* Start RECORDS SHOWN *

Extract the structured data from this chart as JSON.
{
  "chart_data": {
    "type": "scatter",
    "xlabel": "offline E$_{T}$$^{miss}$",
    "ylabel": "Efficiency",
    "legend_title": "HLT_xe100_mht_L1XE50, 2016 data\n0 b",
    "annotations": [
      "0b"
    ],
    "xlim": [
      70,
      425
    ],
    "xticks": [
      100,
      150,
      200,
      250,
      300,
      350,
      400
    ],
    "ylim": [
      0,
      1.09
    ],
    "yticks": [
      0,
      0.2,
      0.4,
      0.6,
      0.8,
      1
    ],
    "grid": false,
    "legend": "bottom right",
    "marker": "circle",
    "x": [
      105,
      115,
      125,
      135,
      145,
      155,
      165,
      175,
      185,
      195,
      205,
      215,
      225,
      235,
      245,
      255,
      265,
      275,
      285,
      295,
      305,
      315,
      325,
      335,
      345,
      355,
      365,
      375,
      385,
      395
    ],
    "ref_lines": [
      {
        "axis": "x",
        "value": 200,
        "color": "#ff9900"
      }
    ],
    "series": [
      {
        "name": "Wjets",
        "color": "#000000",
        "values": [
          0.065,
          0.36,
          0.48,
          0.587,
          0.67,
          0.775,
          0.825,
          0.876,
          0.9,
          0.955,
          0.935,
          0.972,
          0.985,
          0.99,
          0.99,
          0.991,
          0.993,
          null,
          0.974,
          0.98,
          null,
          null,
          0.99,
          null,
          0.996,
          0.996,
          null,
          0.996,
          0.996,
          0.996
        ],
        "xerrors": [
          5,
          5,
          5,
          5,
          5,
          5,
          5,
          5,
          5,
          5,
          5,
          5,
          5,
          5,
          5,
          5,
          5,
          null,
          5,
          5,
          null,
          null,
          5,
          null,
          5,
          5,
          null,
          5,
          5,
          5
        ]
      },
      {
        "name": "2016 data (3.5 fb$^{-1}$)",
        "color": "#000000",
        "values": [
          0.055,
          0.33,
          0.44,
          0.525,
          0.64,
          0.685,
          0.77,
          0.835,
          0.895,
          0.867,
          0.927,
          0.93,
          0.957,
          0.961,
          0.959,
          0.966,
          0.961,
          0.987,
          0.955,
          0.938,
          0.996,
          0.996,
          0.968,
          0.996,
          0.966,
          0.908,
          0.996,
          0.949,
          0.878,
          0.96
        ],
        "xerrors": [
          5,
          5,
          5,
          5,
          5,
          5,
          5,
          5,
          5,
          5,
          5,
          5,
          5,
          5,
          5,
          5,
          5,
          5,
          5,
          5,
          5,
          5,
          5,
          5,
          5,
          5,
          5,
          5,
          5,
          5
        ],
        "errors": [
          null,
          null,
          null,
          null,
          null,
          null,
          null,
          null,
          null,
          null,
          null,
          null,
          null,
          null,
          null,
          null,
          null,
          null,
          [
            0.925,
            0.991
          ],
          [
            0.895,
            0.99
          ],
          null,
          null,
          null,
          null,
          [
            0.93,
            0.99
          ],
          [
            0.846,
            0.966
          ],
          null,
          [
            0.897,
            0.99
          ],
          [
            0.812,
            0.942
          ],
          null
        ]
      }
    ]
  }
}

* End RECORDS SHOWN *

> **PROBLEM TO SOLVE**: Repeat the listing above without any change.

> **WRITTEN RESPONSE**:
Extract the structured data from this chart as JSON.
{
  "chart_data": {
    "type": "scatter",
    "xlabel": "offline E$_{T}$$^{miss}$",
    "ylabel": "Efficiency",
    "legend_title": "HLT_xe100_mht_L1XE50, 2016 data\n0 b",
    "annotations": [
      "0b"
    ],
    "xlim": [
      70,
      425
    ],
    "xticks": [
      100,
      150,
      200,
      250,
      300,
      350,
      400
    ],
    "ylim": [
      0,
      1.09
    ],
    "yticks": [
      0,
      0.2,
      0.4,
      0.6,
      0.8,
      1
    ],
    "grid": false,
    "legend": "bottom right",
    "marker": "circle",
    "x": [
      105,
      115,
      125,
      135,
      145,
      155,
      165,
      175,
      185,
      195,
      205,
      215,
      225,
      235,
      245,
      255,
      265,
      275,
      285,
      295,
      305,
      315,
      325,
      335,
      345,
      355,
      365,
      375,
      385,
      395
    ],
    "ref_lines": [
      {
        "axis": "x",
        "value": 200,
        "color": "#ff9900"
      }
    ],
    "series": [
      {
        "name": "Wjets",
        "color": "#000000",
        "values": [
          0.065,
          0.36,
          0.48,
          0.587,
          0.67,
          0.775,
          0.825,
          0.876,
          0.9,
          0.955,
          0.935,
          0.972,
          0.985,
          0.99,
          0.99,
          0.991,
          0.993,
          null,
          0.974,
          0.98,
          null,
          null,
          0.99,
          null,
          0.996,
          0.996,
          null,
          0.996,
          0.996,
          0.996
        ],
        "xerrors": [
          5,
          5,
          5,
          5,
          5,
          5,
          5,
          5,
          5,
          5,
          5,
          5,
          5,
          5,
          5,
          5,
          5,
          null,
          5,
          5,
          null,
          null,
          5,
          null,
          5,
          5,
          null,
          5,
          5,
          5
        ]
      },
      {
        "name": "2016 data (3.5 fb$^{-1}$)",
        "color": "#000000",
        "values": [
          0.055,
          0.33,
          0.44,
          0.525,
          0.64,
          0.685,
          0.77,
          0.835,
          0.895,
          0.867,
          0.927,
          0.93,
          0.957,
          0.961,
          0.959,
          0.966,
          0.961,
          0.987,
          0.955,
          0.938,
          0.996,
          0.996,
          0.968,
          0.996,
          0.966,
          0.908,
          0.996,
          0.949,
          0.878,
          0.96
        ],
        "xerrors": [
          5,
          5,
          5,
          5,
          5,
          5,
          5,
          5,
          5,
          5,
          5,
          5,
          5,
          5,
          5,
          5,
          5,
          5,
          5,
          5,
          5,
          5,
          5,
          5,
          5,
          5,
          5,
          5,
          5,
          5
        ],
        "errors": [
          null,
          null,
          null,
          null,
          null,
          null,
          null,
          null,
          null,
          null,
          null,
          null,
          null,
          null,
          null,
          null,
          null,
          null,
          [
            0.925,
            0.991
          ],
          [
            0.895,
            0.99
          ],
          null,
          null,
          null,
          null,
          [
            0.93,
            0.99
          ],
          [
            0.846,
            0.966
          ],
          null,
          [
            0.897,
            0.99
          ],
          [
            0.812,
            0.942
          ],
          null
        ]
      }
    ]
  }
}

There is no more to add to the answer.